An exact copy of every entry is required, without the pictures.

===

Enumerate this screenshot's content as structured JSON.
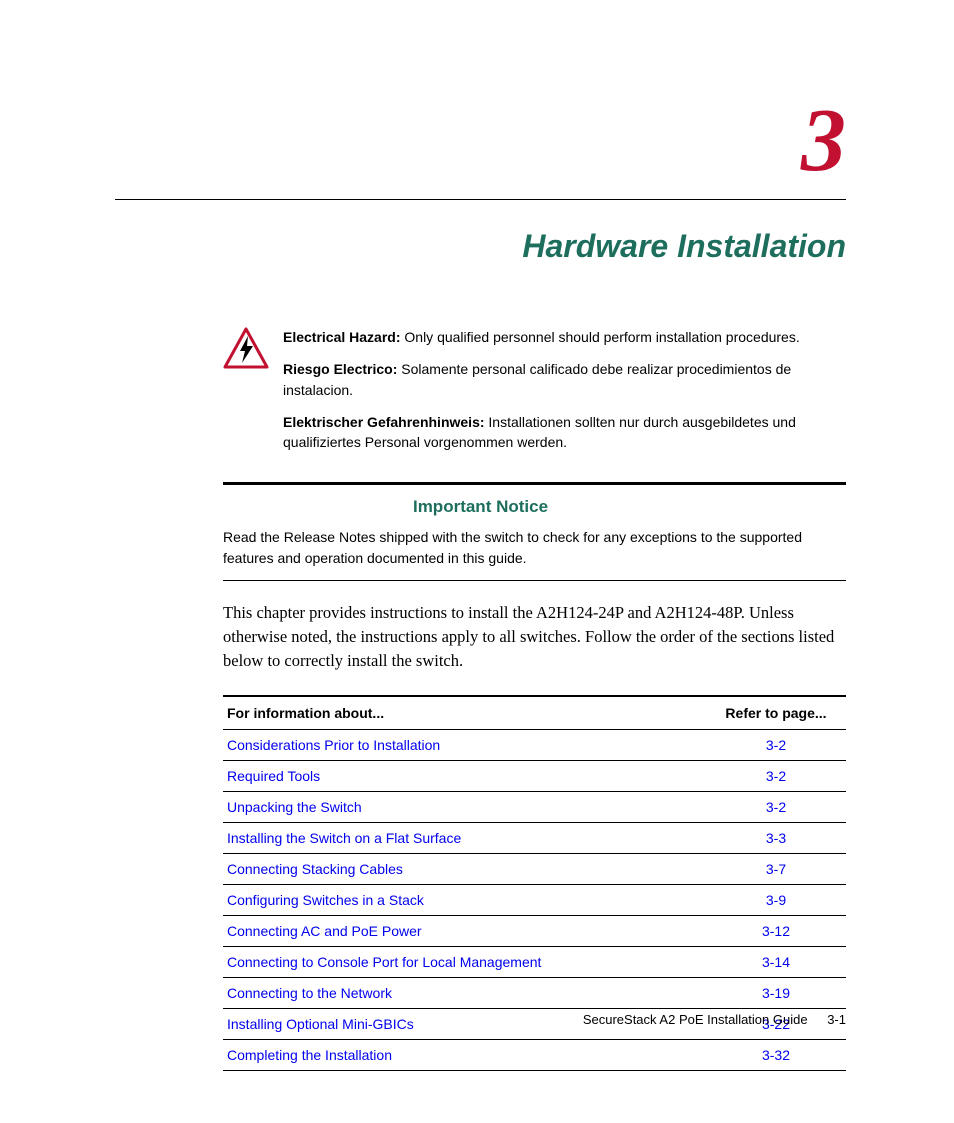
{
  "chapter": {
    "number": "3",
    "title": "Hardware Installation"
  },
  "hazard": {
    "en_label": "Electrical Hazard:",
    "en_text": " Only qualified personnel should perform installation procedures.",
    "es_label": "Riesgo Electrico:",
    "es_text": " Solamente personal calificado debe realizar procedimientos de instalacion.",
    "de_label": "Elektrischer Gefahrenhinweis:",
    "de_text": " Installationen sollten nur durch ausgebildetes und qualifiziertes Personal vorgenommen werden."
  },
  "notice": {
    "heading": "Important Notice",
    "body": "Read the Release Notes shipped with the switch to check for any exceptions to the supported features and operation documented in this guide."
  },
  "intro": "This chapter provides instructions to install the A2H124-24P and A2H124-48P. Unless otherwise noted, the instructions apply to all switches. Follow the order of the sections listed below to correctly install the switch.",
  "toc": {
    "col1": "For information about...",
    "col2": "Refer to page...",
    "rows": [
      {
        "topic": "Considerations Prior to Installation",
        "page": "3-2"
      },
      {
        "topic": "Required Tools",
        "page": "3-2"
      },
      {
        "topic": "Unpacking the Switch",
        "page": "3-2"
      },
      {
        "topic": "Installing the Switch on a Flat Surface",
        "page": "3-3"
      },
      {
        "topic": "Connecting Stacking Cables",
        "page": "3-7"
      },
      {
        "topic": "Configuring Switches in a Stack",
        "page": "3-9"
      },
      {
        "topic": "Connecting AC and PoE Power",
        "page": "3-12"
      },
      {
        "topic": "Connecting to Console Port for Local Management",
        "page": "3-14"
      },
      {
        "topic": "Connecting to the Network",
        "page": "3-19"
      },
      {
        "topic": "Installing Optional Mini-GBICs",
        "page": "3-22"
      },
      {
        "topic": "Completing the Installation",
        "page": "3-32"
      }
    ]
  },
  "footer": {
    "guide": "SecureStack A2 PoE Installation Guide",
    "page": "3-1"
  }
}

===

Result:
Enumerate this screenshot's content as structured JSON.
{
  "chapter": {
    "number": "3",
    "title": "Hardware Installation"
  },
  "hazard": {
    "en_label": "Electrical Hazard:",
    "en_text": " Only qualified personnel should perform installation procedures.",
    "es_label": "Riesgo Electrico:",
    "es_text": " Solamente personal calificado debe realizar procedimientos de instalacion.",
    "de_label": "Elektrischer Gefahrenhinweis:",
    "de_text": " Installationen sollten nur durch ausgebildetes und qualifiziertes Personal vorgenommen werden."
  },
  "notice": {
    "heading": "Important Notice",
    "body": "Read the Release Notes shipped with the switch to check for any exceptions to the supported features and operation documented in this guide."
  },
  "intro": "This chapter provides instructions to install the A2H124-24P and A2H124-48P. Unless otherwise noted, the instructions apply to all switches. Follow the order of the sections listed below to correctly install the switch.",
  "toc": {
    "col1": "For information about...",
    "col2": "Refer to page...",
    "rows": [
      {
        "topic": "Considerations Prior to Installation",
        "page": "3-2"
      },
      {
        "topic": "Required Tools",
        "page": "3-2"
      },
      {
        "topic": "Unpacking the Switch",
        "page": "3-2"
      },
      {
        "topic": "Installing the Switch on a Flat Surface",
        "page": "3-3"
      },
      {
        "topic": "Connecting Stacking Cables",
        "page": "3-7"
      },
      {
        "topic": "Configuring Switches in a Stack",
        "page": "3-9"
      },
      {
        "topic": "Connecting AC and PoE Power",
        "page": "3-12"
      },
      {
        "topic": "Connecting to Console Port for Local Management",
        "page": "3-14"
      },
      {
        "topic": "Connecting to the Network",
        "page": "3-19"
      },
      {
        "topic": "Installing Optional Mini-GBICs",
        "page": "3-22"
      },
      {
        "topic": "Completing the Installation",
        "page": "3-32"
      }
    ]
  },
  "footer": {
    "guide": "SecureStack A2 PoE Installation Guide",
    "page": "3-1"
  }
}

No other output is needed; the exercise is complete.